# What to work on:
Determine the count of lines holding the string "device". Return only the number.

# Data records:
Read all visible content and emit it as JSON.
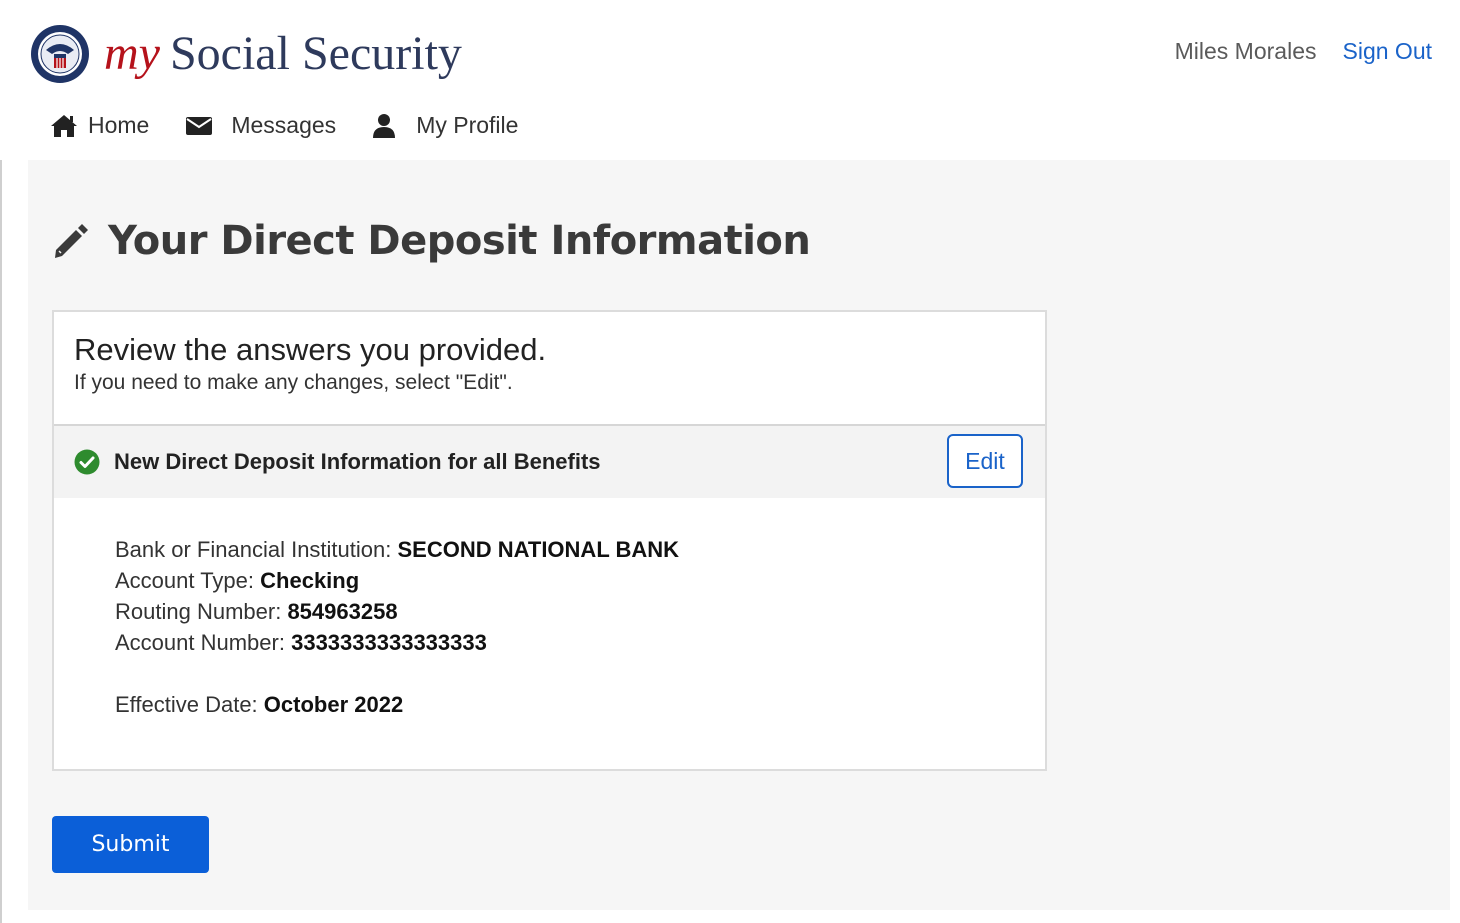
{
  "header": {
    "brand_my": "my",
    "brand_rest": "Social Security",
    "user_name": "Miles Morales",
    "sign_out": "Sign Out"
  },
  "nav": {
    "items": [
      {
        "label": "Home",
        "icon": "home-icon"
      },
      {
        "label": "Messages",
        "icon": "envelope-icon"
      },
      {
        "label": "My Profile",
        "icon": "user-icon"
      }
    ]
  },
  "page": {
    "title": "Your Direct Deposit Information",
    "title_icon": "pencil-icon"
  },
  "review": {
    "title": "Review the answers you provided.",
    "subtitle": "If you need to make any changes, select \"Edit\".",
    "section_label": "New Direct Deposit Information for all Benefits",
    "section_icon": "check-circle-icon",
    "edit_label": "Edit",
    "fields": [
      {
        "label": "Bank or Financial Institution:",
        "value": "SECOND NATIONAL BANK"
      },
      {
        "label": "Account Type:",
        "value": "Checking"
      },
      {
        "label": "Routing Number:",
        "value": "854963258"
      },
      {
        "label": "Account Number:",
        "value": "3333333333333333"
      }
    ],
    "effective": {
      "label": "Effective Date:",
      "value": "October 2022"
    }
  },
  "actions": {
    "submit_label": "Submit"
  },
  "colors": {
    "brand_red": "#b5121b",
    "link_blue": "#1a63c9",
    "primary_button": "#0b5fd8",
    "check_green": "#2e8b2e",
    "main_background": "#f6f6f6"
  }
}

* * *

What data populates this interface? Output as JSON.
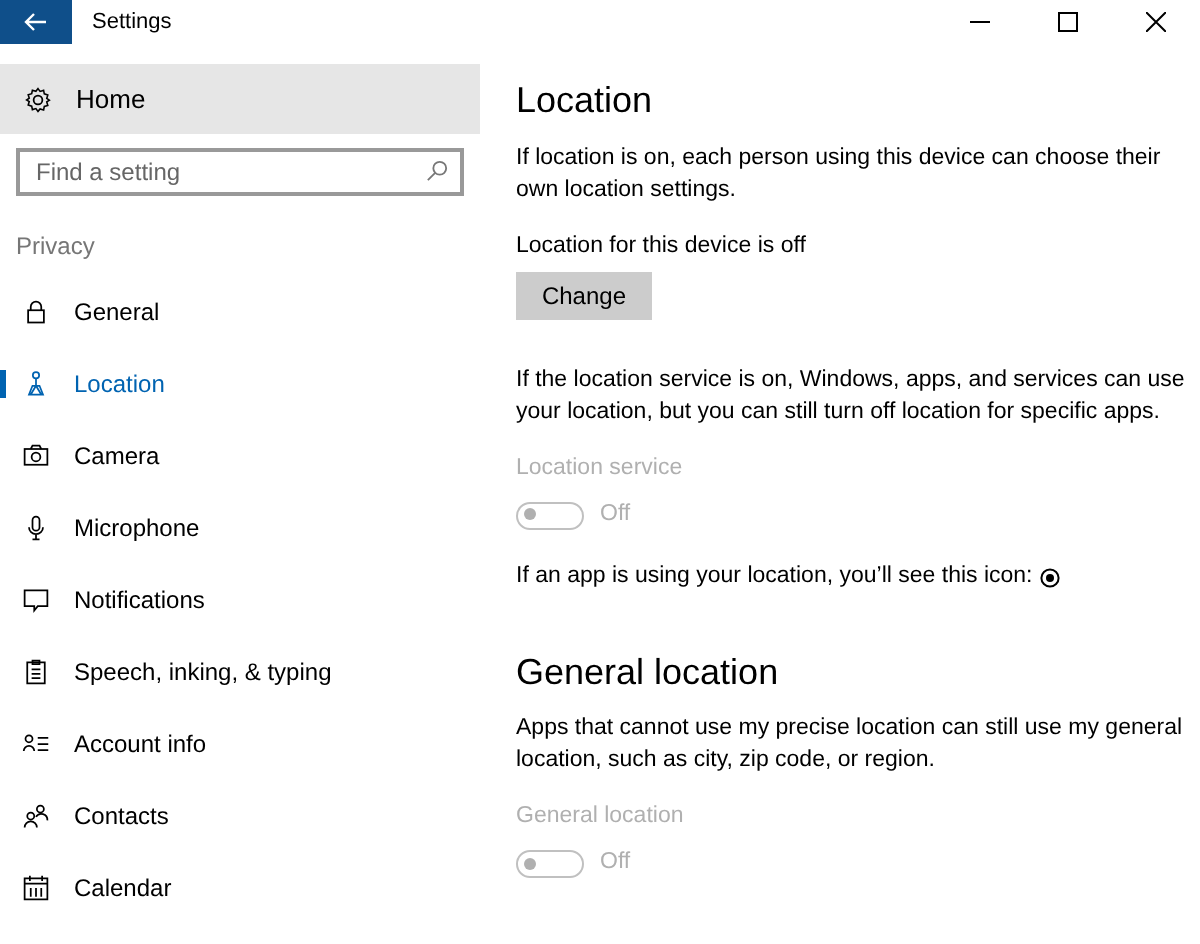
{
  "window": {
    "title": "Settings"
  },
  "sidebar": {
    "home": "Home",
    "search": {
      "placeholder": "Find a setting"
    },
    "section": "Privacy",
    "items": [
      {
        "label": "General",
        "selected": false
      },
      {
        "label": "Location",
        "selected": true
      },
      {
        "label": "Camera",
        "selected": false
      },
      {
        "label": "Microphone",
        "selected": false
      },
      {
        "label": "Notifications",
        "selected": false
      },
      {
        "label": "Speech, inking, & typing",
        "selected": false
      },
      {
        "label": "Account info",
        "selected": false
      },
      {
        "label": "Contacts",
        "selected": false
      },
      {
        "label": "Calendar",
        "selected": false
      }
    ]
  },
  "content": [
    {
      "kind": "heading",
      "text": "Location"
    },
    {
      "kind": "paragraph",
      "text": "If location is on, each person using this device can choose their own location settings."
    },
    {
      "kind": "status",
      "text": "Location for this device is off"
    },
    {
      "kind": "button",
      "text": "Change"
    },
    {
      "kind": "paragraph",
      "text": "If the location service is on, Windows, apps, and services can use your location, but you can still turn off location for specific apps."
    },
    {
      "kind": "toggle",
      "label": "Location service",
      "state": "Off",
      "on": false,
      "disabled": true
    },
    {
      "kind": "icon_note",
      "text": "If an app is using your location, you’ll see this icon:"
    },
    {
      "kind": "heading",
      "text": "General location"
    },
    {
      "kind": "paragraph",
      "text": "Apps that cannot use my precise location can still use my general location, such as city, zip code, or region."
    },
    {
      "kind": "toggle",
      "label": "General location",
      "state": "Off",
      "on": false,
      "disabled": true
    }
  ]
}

* * *

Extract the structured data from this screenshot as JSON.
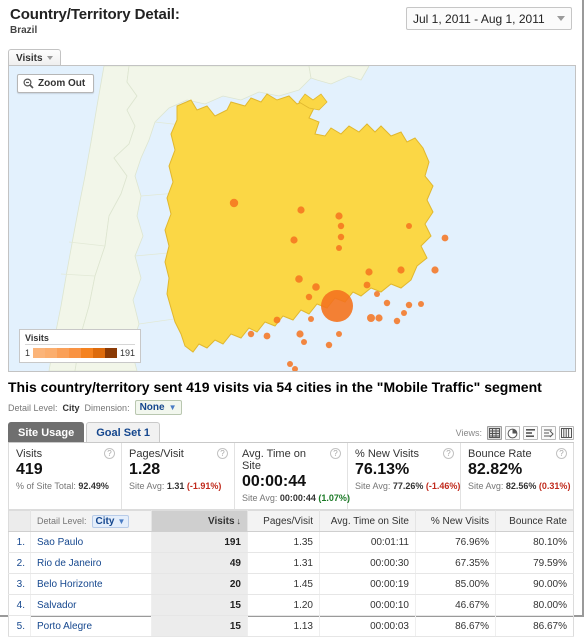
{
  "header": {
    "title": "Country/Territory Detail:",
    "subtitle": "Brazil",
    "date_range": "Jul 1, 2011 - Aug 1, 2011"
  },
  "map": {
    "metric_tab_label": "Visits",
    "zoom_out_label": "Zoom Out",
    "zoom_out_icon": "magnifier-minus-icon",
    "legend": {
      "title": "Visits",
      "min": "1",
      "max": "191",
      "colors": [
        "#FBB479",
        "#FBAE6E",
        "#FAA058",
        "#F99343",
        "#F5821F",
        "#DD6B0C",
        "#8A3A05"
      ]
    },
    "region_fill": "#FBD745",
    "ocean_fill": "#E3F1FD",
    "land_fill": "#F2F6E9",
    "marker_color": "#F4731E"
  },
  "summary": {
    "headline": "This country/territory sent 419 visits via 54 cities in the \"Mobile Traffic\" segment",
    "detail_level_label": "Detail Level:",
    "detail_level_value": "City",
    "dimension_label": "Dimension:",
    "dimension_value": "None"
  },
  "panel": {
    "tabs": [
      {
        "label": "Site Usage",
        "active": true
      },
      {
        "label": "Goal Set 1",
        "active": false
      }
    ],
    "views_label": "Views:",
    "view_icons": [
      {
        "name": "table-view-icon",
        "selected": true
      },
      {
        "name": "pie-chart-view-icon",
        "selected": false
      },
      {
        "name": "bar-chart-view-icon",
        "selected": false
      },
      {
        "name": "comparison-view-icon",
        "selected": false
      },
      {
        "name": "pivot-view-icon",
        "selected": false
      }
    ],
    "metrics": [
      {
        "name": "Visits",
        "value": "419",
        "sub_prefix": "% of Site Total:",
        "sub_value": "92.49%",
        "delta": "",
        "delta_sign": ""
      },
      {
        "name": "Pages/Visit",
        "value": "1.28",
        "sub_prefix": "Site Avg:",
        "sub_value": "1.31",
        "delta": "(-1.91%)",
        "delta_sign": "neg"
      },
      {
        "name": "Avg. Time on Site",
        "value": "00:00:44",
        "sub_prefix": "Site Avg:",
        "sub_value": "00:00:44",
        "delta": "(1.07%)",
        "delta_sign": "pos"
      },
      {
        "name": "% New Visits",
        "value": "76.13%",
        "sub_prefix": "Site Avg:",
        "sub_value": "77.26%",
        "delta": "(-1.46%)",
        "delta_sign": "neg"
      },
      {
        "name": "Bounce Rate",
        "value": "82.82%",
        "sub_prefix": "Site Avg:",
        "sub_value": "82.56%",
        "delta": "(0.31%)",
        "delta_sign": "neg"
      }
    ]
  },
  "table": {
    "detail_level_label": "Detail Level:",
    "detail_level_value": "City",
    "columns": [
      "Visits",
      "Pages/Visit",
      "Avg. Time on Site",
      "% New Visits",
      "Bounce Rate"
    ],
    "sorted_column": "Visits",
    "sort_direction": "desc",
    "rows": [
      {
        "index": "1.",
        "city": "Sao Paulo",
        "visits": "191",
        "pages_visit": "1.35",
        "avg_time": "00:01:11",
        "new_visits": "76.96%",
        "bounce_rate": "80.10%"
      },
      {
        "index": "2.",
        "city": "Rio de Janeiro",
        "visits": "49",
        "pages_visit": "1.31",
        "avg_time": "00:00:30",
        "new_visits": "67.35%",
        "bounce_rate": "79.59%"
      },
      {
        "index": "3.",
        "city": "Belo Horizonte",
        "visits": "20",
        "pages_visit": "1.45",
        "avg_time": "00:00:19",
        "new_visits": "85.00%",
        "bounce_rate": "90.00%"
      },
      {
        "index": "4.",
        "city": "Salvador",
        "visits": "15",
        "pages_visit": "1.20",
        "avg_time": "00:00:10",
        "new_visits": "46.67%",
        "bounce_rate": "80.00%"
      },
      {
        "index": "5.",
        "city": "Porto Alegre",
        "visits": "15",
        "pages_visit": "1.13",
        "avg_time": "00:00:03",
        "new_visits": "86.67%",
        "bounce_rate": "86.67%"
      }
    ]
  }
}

# Worked solution:
2